(Collection entries)
>> start

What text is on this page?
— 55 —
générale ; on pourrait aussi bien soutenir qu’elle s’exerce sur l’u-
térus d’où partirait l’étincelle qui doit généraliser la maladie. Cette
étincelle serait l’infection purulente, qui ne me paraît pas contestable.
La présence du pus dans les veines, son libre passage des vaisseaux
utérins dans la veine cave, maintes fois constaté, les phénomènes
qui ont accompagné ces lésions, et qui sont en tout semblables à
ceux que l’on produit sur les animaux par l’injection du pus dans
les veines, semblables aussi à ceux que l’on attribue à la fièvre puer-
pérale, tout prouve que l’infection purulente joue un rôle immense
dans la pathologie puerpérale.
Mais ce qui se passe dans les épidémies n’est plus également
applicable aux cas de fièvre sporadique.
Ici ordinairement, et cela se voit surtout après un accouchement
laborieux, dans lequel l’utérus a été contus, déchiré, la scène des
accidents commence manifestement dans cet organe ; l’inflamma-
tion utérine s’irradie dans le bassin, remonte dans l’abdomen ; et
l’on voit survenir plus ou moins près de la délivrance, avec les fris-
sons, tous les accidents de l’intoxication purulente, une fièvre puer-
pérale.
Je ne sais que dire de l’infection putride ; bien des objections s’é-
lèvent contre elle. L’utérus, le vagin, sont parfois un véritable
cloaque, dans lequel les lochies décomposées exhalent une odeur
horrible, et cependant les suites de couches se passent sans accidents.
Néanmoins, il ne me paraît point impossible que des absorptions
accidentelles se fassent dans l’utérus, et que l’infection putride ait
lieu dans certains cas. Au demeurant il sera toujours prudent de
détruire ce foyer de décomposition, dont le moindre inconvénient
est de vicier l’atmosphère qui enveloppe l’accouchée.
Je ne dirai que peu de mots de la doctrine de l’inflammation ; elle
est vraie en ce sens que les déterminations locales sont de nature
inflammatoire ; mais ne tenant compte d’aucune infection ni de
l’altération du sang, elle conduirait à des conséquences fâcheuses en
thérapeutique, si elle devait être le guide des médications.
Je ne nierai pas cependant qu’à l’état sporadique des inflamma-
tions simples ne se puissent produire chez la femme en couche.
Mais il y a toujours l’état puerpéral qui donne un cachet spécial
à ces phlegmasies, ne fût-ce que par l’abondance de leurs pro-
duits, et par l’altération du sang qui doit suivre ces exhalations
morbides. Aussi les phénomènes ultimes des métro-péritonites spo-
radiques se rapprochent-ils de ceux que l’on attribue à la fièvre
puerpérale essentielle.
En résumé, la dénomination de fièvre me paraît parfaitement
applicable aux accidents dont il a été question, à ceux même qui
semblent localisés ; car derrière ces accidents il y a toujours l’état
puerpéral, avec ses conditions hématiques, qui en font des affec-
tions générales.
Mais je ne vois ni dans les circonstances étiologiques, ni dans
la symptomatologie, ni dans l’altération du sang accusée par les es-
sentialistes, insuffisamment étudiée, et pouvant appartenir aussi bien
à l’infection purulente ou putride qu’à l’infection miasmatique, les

>> end

Exercise goal: Give the records above again, word for word.

Problem solution:
What text is on this page?
— 55 —
générale ; on pourrait aussi bien soutenir qu’elle s’exerce sur l’u-
térus d’où partirait l’étincelle qui doit généraliser la maladie. Cette
étincelle serait l’infection purulente, qui ne me paraît pas contestable.
La présence du pus dans les veines, son libre passage des vaisseaux
utérins dans la veine cave, maintes fois constaté, les phénomènes
qui ont accompagné ces lésions, et qui sont en tout semblables à
ceux que l’on produit sur les animaux par l’injection du pus dans
les veines, semblables aussi à ceux que l’on attribue à la fièvre puer-
pérale, tout prouve que l’infection purulente joue un rôle immense
dans la pathologie puerpérale.
Mais ce qui se passe dans les épidémies n’est plus également
applicable aux cas de fièvre sporadique.
Ici ordinairement, et cela se voit surtout après un accouchement
laborieux, dans lequel l’utérus a été contus, déchiré, la scène des
accidents commence manifestement dans cet organe ; l’inflamma-
tion utérine s’irradie dans le bassin, remonte dans l’abdomen ; et
l’on voit survenir plus ou moins près de la délivrance, avec les fris-
sons, tous les accidents de l’intoxication purulente, une fièvre puer-
pérale.
Je ne sais que dire de l’infection putride ; bien des objections s’é-
lèvent contre elle. L’utérus, le vagin, sont parfois un véritable
cloaque, dans lequel les lochies décomposées exhalent une odeur
horrible, et cependant les suites de couches se passent sans accidents.
Néanmoins, il ne me paraît point impossible que des absorptions
accidentelles se fassent dans l’utérus, et que l’infection putride ait
lieu dans certains cas. Au demeurant il sera toujours prudent de
détruire ce foyer de décomposition, dont le moindre inconvénient
est de vicier l’atmosphère qui enveloppe l’accouchée.
Je ne dirai que peu de mots de la doctrine de l’inflammation ; elle
est vraie en ce sens que les déterminations locales sont de nature
inflammatoire ; mais ne tenant compte d’aucune infection ni de
l’altération du sang, elle conduirait à des conséquences fâcheuses en
thérapeutique, si elle devait être le guide des médications.
Je ne nierai pas cependant qu’à l’état sporadique des inflamma-
tions simples ne se puissent produire chez la femme en couche.
Mais il y a toujours l’état puerpéral qui donne un cachet spécial
à ces phlegmasies, ne fût-ce que par l’abondance de leurs pro-
duits, et par l’altération du sang qui doit suivre ces exhalations
morbides. Aussi les phénomènes ultimes des métro-péritonites spo-
radiques se rapprochent-ils de ceux que l’on attribue à la fièvre
puerpérale essentielle.
En résumé, la dénomination de fièvre me paraît parfaitement
applicable aux accidents dont il a été question, à ceux même qui
semblent localisés ; car derrière ces accidents il y a toujours l’état
puerpéral, avec ses conditions hématiques, qui en font des affec-
tions générales.
Mais je ne vois ni dans les circonstances étiologiques, ni dans
la symptomatologie, ni dans l’altération du sang accusée par les es-
sentialistes, insuffisamment étudiée, et pouvant appartenir aussi bien
à l’infection purulente ou putride qu’à l’infection miasmatique, les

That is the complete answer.